# Recorded data

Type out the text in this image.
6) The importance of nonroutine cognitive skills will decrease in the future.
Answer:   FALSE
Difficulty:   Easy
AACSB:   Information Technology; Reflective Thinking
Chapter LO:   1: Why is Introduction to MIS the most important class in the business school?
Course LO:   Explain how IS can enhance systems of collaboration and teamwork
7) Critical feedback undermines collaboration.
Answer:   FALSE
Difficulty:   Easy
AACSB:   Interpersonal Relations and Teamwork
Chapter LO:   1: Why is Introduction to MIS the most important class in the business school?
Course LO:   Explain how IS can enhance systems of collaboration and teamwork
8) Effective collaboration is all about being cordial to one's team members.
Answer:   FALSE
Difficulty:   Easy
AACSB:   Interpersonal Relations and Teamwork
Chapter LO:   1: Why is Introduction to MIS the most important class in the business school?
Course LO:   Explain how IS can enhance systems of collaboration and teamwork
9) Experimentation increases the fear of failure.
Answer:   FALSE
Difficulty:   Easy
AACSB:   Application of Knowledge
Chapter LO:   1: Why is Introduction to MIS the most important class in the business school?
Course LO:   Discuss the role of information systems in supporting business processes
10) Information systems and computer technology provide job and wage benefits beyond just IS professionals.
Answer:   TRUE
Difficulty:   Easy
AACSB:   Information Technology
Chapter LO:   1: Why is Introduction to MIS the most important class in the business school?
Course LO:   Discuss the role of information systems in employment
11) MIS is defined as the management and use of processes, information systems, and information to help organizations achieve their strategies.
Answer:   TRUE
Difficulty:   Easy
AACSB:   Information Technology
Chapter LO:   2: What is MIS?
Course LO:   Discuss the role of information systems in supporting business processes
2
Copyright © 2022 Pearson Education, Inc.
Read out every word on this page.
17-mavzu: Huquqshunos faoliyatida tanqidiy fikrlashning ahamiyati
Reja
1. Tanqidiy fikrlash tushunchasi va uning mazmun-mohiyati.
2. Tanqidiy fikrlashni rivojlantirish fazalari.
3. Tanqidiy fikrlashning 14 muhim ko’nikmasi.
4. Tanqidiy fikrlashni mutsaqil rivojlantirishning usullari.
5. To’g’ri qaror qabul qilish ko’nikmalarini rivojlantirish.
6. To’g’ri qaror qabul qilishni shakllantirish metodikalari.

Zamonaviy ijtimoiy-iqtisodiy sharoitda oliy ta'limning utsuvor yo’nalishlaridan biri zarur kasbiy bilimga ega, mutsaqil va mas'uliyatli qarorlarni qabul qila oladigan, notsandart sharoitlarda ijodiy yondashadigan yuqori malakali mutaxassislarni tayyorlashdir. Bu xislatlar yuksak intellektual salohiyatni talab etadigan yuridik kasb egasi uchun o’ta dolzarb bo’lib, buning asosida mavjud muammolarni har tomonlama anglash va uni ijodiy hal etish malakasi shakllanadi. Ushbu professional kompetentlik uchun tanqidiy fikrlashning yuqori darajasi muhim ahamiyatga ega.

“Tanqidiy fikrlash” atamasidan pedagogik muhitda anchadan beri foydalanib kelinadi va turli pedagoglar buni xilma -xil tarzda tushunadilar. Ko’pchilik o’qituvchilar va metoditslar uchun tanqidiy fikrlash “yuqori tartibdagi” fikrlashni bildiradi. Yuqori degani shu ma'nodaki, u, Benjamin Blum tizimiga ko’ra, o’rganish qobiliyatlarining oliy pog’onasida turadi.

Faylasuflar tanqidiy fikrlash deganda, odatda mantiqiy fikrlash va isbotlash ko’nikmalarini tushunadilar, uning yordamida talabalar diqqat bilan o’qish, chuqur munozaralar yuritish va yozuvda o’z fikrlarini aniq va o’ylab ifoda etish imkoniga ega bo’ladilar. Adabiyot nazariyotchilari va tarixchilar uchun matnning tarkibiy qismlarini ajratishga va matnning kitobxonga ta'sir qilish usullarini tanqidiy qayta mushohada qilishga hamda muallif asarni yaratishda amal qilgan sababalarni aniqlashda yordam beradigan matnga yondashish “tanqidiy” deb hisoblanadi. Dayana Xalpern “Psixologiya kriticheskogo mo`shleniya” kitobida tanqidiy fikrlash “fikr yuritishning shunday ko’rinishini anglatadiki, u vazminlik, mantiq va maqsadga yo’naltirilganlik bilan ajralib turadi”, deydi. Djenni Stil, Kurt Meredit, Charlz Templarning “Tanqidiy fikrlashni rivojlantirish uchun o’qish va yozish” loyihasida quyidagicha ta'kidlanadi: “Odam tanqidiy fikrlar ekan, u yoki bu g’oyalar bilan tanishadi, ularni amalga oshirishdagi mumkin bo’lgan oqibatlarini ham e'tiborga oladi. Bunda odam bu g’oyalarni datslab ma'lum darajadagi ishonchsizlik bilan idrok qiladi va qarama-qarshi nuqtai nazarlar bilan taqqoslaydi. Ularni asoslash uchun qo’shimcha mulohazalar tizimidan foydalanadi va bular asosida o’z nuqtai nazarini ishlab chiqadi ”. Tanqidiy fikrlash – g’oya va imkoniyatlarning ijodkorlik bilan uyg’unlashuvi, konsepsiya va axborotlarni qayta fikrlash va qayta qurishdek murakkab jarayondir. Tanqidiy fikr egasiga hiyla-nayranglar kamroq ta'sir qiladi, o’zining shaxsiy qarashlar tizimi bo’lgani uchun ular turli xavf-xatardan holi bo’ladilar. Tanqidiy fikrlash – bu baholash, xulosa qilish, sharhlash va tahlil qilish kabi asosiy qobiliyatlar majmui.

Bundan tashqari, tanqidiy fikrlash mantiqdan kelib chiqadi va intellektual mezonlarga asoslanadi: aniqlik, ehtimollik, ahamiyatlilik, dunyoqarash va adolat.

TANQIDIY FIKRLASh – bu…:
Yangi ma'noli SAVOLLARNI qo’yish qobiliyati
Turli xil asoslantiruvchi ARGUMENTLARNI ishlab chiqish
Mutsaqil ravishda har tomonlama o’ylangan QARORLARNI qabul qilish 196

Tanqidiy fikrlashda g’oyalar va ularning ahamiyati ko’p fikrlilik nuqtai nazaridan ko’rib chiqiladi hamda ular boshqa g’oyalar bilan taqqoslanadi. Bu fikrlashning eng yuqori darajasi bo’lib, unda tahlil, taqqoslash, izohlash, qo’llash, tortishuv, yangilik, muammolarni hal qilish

# Required work
Give the material above again, word for word.

# Task solution
Type out the text in this image.
6) The importance of nonroutine cognitive skills will decrease in the future.
Answer:   FALSE
Difficulty:   Easy
AACSB:   Information Technology; Reflective Thinking
Chapter LO:   1: Why is Introduction to MIS the most important class in the business school?
Course LO:   Explain how IS can enhance systems of collaboration and teamwork
7) Critical feedback undermines collaboration.
Answer:   FALSE
Difficulty:   Easy
AACSB:   Interpersonal Relations and Teamwork
Chapter LO:   1: Why is Introduction to MIS the most important class in the business school?
Course LO:   Explain how IS can enhance systems of collaboration and teamwork
8) Effective collaboration is all about being cordial to one's team members.
Answer:   FALSE
Difficulty:   Easy
AACSB:   Interpersonal Relations and Teamwork
Chapter LO:   1: Why is Introduction to MIS the most important class in the business school?
Course LO:   Explain how IS can enhance systems of collaboration and teamwork
9) Experimentation increases the fear of failure.
Answer:   FALSE
Difficulty:   Easy
AACSB:   Application of Knowledge
Chapter LO:   1: Why is Introduction to MIS the most important class in the business school?
Course LO:   Discuss the role of information systems in supporting business processes
10) Information systems and computer technology provide job and wage benefits beyond just IS professionals.
Answer:   TRUE
Difficulty:   Easy
AACSB:   Information Technology
Chapter LO:   1: Why is Introduction to MIS the most important class in the business school?
Course LO:   Discuss the role of information systems in employment
11) MIS is defined as the management and use of processes, information systems, and information to help organizations achieve their strategies.
Answer:   TRUE
Difficulty:   Easy
AACSB:   Information Technology
Chapter LO:   2: What is MIS?
Course LO:   Discuss the role of information systems in supporting business processes
2
Copyright © 2022 Pearson Education, Inc.
Read out every word on this page.
17-mavzu: Huquqshunos faoliyatida tanqidiy fikrlashning ahamiyati
Reja
1. Tanqidiy fikrlash tushunchasi va uning mazmun-mohiyati.
2. Tanqidiy fikrlashni rivojlantirish fazalari.
3. Tanqidiy fikrlashning 14 muhim ko’nikmasi.
4. Tanqidiy fikrlashni mutsaqil rivojlantirishning usullari.
5. To’g’ri qaror qabul qilish ko’nikmalarini rivojlantirish.
6. To’g’ri qaror qabul qilishni shakllantirish metodikalari.

Zamonaviy ijtimoiy-iqtisodiy sharoitda oliy ta'limning utsuvor yo’nalishlaridan biri zarur kasbiy bilimga ega, mutsaqil va mas'uliyatli qarorlarni qabul qila oladigan, notsandart sharoitlarda ijodiy yondashadigan yuqori malakali mutaxassislarni tayyorlashdir. Bu xislatlar yuksak intellektual salohiyatni talab etadigan yuridik kasb egasi uchun o’ta dolzarb bo’lib, buning asosida mavjud muammolarni har tomonlama anglash va uni ijodiy hal etish malakasi shakllanadi. Ushbu professional kompetentlik uchun tanqidiy fikrlashning yuqori darajasi muhim ahamiyatga ega.

“Tanqidiy fikrlash” atamasidan pedagogik muhitda anchadan beri foydalanib kelinadi va turli pedagoglar buni xilma -xil tarzda tushunadilar. Ko’pchilik o’qituvchilar va metoditslar uchun tanqidiy fikrlash “yuqori tartibdagi” fikrlashni bildiradi. Yuqori degani shu ma'nodaki, u, Benjamin Blum tizimiga ko’ra, o’rganish qobiliyatlarining oliy pog’onasida turadi.

Faylasuflar tanqidiy fikrlash deganda, odatda mantiqiy fikrlash va isbotlash ko’nikmalarini tushunadilar, uning yordamida talabalar diqqat bilan o’qish, chuqur munozaralar yuritish va yozuvda o’z fikrlarini aniq va o’ylab ifoda etish imkoniga ega bo’ladilar. Adabiyot nazariyotchilari va tarixchilar uchun matnning tarkibiy qismlarini ajratishga va matnning kitobxonga ta'sir qilish usullarini tanqidiy qayta mushohada qilishga hamda muallif asarni yaratishda amal qilgan sababalarni aniqlashda yordam beradigan matnga yondashish “tanqidiy” deb hisoblanadi. Dayana Xalpern “Psixologiya kriticheskogo mo`shleniya” kitobida tanqidiy fikrlash “fikr yuritishning shunday ko’rinishini anglatadiki, u vazminlik, mantiq va maqsadga yo’naltirilganlik bilan ajralib turadi”, deydi. Djenni Stil, Kurt Meredit, Charlz Templarning “Tanqidiy fikrlashni rivojlantirish uchun o’qish va yozish” loyihasida quyidagicha ta'kidlanadi: “Odam tanqidiy fikrlar ekan, u yoki bu g’oyalar bilan tanishadi, ularni amalga oshirishdagi mumkin bo’lgan oqibatlarini ham e'tiborga oladi. Bunda odam bu g’oyalarni datslab ma'lum darajadagi ishonchsizlik bilan idrok qiladi va qarama-qarshi nuqtai nazarlar bilan taqqoslaydi. Ularni asoslash uchun qo’shimcha mulohazalar tizimidan foydalanadi va bular asosida o’z nuqtai nazarini ishlab chiqadi ”. Tanqidiy fikrlash – g’oya va imkoniyatlarning ijodkorlik bilan uyg’unlashuvi, konsepsiya va axborotlarni qayta fikrlash va qayta qurishdek murakkab jarayondir. Tanqidiy fikr egasiga hiyla-nayranglar kamroq ta'sir qiladi, o’zining shaxsiy qarashlar tizimi bo’lgani uchun ular turli xavf-xatardan holi bo’ladilar. Tanqidiy fikrlash – bu baholash, xulosa qilish, sharhlash va tahlil qilish kabi asosiy qobiliyatlar majmui.

Bundan tashqari, tanqidiy fikrlash mantiqdan kelib chiqadi va intellektual mezonlarga asoslanadi: aniqlik, ehtimollik, ahamiyatlilik, dunyoqarash va adolat.

TANQIDIY FIKRLASh – bu…:
Yangi ma'noli SAVOLLARNI qo’yish qobiliyati
Turli xil asoslantiruvchi ARGUMENTLARNI ishlab chiqish
Mutsaqil ravishda har tomonlama o’ylangan QARORLARNI qabul qilish 196

Tanqidiy fikrlashda g’oyalar va ularning ahamiyati ko’p fikrlilik nuqtai nazaridan ko’rib chiqiladi hamda ular boshqa g’oyalar bilan taqqoslanadi. Bu fikrlashning eng yuqori darajasi bo’lib, unda tahlil, taqqoslash, izohlash, qo’llash, tortishuv, yangilik, muammolarni hal qilish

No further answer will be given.